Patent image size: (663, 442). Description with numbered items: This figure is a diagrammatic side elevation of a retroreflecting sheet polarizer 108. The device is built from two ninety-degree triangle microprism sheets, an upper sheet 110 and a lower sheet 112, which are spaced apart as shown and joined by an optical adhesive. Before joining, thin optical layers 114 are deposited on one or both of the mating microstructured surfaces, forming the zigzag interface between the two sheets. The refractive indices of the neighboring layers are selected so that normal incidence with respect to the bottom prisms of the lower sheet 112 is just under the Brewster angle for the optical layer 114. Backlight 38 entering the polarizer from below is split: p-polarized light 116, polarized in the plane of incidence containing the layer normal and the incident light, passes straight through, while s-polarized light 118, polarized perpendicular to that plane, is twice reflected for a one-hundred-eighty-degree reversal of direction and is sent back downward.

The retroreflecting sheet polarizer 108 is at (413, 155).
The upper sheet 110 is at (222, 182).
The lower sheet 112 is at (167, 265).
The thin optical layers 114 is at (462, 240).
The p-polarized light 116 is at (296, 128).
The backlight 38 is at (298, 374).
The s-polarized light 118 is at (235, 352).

WHAT THIS TASK INVOLVES: Reproduce the data above word for word, from its first line up to and including the line containing "The upper sheet 110 is at (222, 182).".

TASK SOLUTION:
Patent image size: (663, 442). Description with numbered items: This figure is a diagrammatic side elevation of a retroreflecting sheet polarizer 108. The device is built from two ninety-degree triangle microprism sheets, an upper sheet 110 and a lower sheet 112, which are spaced apart as shown and joined by an optical adhesive. Before joining, thin optical layers 114 are deposited on one or both of the mating microstructured surfaces, forming the zigzag interface between the two sheets. The refractive indices of the neighboring layers are selected so that normal incidence with respect to the bottom prisms of the lower sheet 112 is just under the Brewster angle for the optical layer 114. Backlight 38 entering the polarizer from below is split: p-polarized light 116, polarized in the plane of incidence containing the layer normal and the incident light, passes straight through, while s-polarized light 118, polarized perpendicular to that plane, is twice reflected for a one-hundred-eighty-degree reversal of direction and is sent back downward.

The retroreflecting sheet polarizer 108 is at (413, 155).
The upper sheet 110 is at (222, 182).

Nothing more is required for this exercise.